> _What you are asked to do_: Write out the listing below in full and exactly, leaving out every picture.

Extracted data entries
%%

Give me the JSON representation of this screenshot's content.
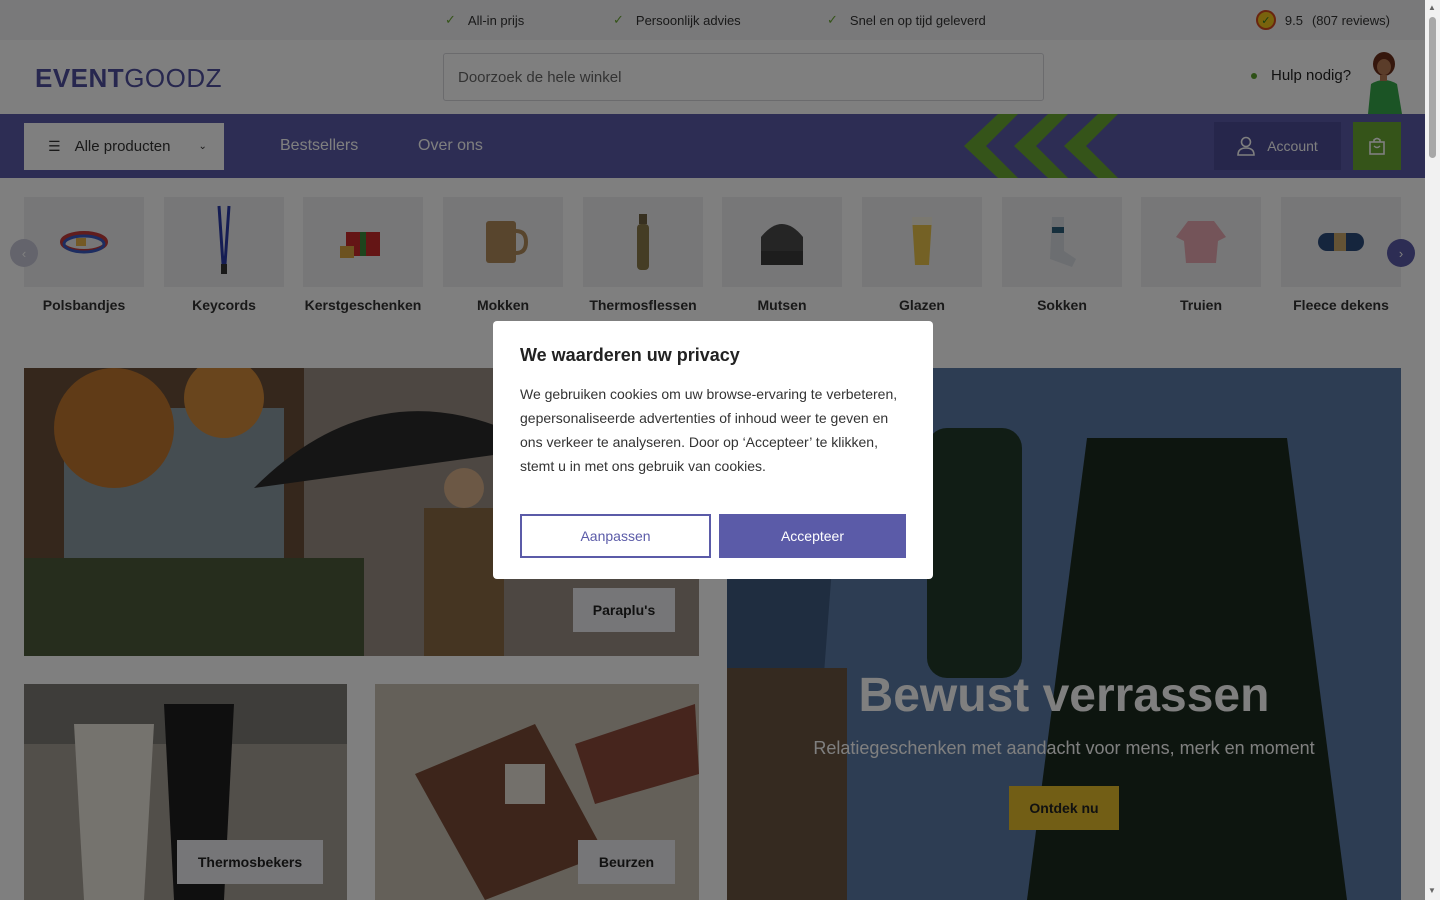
{
  "topbar": {
    "usps": [
      "All-in prijs",
      "Persoonlijk advies",
      "Snel en op tijd geleverd"
    ],
    "rating_score": "9.5",
    "rating_reviews": "(807 reviews)"
  },
  "header": {
    "logo_bold": "EVENT",
    "logo_light": "GOODZ",
    "search_placeholder": "Doorzoek de hele winkel",
    "help_label": "Hulp nodig?"
  },
  "nav": {
    "all_products": "Alle producten",
    "links": [
      "Bestsellers",
      "Over ons"
    ],
    "account": "Account"
  },
  "categories": [
    "Polsbandjes",
    "Keycords",
    "Kerstgeschenken",
    "Mokken",
    "Thermosflessen",
    "Mutsen",
    "Glazen",
    "Sokken",
    "Truien",
    "Fleece dekens"
  ],
  "hero": {
    "umbrella_btn": "Paraplu's",
    "cups_btn": "Thermosbekers",
    "wallets_btn": "Beurzen",
    "title": "Bewust verrassen",
    "subtitle": "Relatiegeschenken met aandacht voor mens, merk en moment",
    "cta": "Ontdek nu"
  },
  "cookie_modal": {
    "title": "We waarderen uw privacy",
    "body": "We gebruiken cookies om uw browse-ervaring te verbeteren, gepersonaliseerde advertenties of inhoud weer te geven en ons verkeer te analyseren. Door op ‘Accepteer’ te klikken, stemt u in met ons gebruik van cookies.",
    "customize": "Aanpassen",
    "accept": "Accepteer"
  },
  "colors": {
    "brand_purple": "#5b5ba8",
    "brand_green": "#6aa832",
    "cta_yellow": "#e4bd2a"
  }
}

%%

> _Answer for the task_:
Give me the JSON representation of this screenshot's content.
{
  "topbar": {
    "usps": [
      "All-in prijs",
      "Persoonlijk advies",
      "Snel en op tijd geleverd"
    ],
    "rating_score": "9.5",
    "rating_reviews": "(807 reviews)"
  },
  "header": {
    "logo_bold": "EVENT",
    "logo_light": "GOODZ",
    "search_placeholder": "Doorzoek de hele winkel",
    "help_label": "Hulp nodig?"
  },
  "nav": {
    "all_products": "Alle producten",
    "links": [
      "Bestsellers",
      "Over ons"
    ],
    "account": "Account"
  },
  "categories": [
    "Polsbandjes",
    "Keycords",
    "Kerstgeschenken",
    "Mokken",
    "Thermosflessen",
    "Mutsen",
    "Glazen",
    "Sokken",
    "Truien",
    "Fleece dekens"
  ],
  "hero": {
    "umbrella_btn": "Paraplu's",
    "cups_btn": "Thermosbekers",
    "wallets_btn": "Beurzen",
    "title": "Bewust verrassen",
    "subtitle": "Relatiegeschenken met aandacht voor mens, merk en moment",
    "cta": "Ontdek nu"
  },
  "cookie_modal": {
    "title": "We waarderen uw privacy",
    "body": "We gebruiken cookies om uw browse-ervaring te verbeteren, gepersonaliseerde advertenties of inhoud weer te geven en ons verkeer te analyseren. Door op ‘Accepteer’ te klikken, stemt u in met ons gebruik van cookies.",
    "customize": "Aanpassen",
    "accept": "Accepteer"
  },
  "colors": {
    "brand_purple": "#5b5ba8",
    "brand_green": "#6aa832",
    "cta_yellow": "#e4bd2a"
  }
}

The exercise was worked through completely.